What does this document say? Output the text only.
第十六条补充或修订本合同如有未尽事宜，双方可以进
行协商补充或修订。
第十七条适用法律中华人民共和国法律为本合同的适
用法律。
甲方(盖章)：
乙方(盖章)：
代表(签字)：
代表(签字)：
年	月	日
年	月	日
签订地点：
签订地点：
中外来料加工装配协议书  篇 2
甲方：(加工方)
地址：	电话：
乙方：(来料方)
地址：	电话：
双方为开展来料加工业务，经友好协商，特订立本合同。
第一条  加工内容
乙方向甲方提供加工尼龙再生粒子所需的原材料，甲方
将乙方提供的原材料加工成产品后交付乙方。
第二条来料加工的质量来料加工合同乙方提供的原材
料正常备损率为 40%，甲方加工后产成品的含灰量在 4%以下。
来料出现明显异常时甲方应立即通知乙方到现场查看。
· · ·
WHAT THE TASK ASKS -
Every record shown above should be written out again exactly.

EXERCISE SOLUTION -
What does this document say? Output the text only.
第十六条补充或修订本合同如有未尽事宜，双方可以进
行协商补充或修订。
第十七条适用法律中华人民共和国法律为本合同的适
用法律。
甲方(盖章)：
乙方(盖章)：
代表(签字)：
代表(签字)：
年	月	日
年	月	日
签订地点：
签订地点：
中外来料加工装配协议书  篇 2
甲方：(加工方)
地址：	电话：
乙方：(来料方)
地址：	电话：
双方为开展来料加工业务，经友好协商，特订立本合同。
第一条  加工内容
乙方向甲方提供加工尼龙再生粒子所需的原材料，甲方
将乙方提供的原材料加工成产品后交付乙方。
第二条来料加工的质量来料加工合同乙方提供的原材
料正常备损率为 40%，甲方加工后产成品的含灰量在 4%以下。
来料出现明显异常时甲方应立即通知乙方到现场查看。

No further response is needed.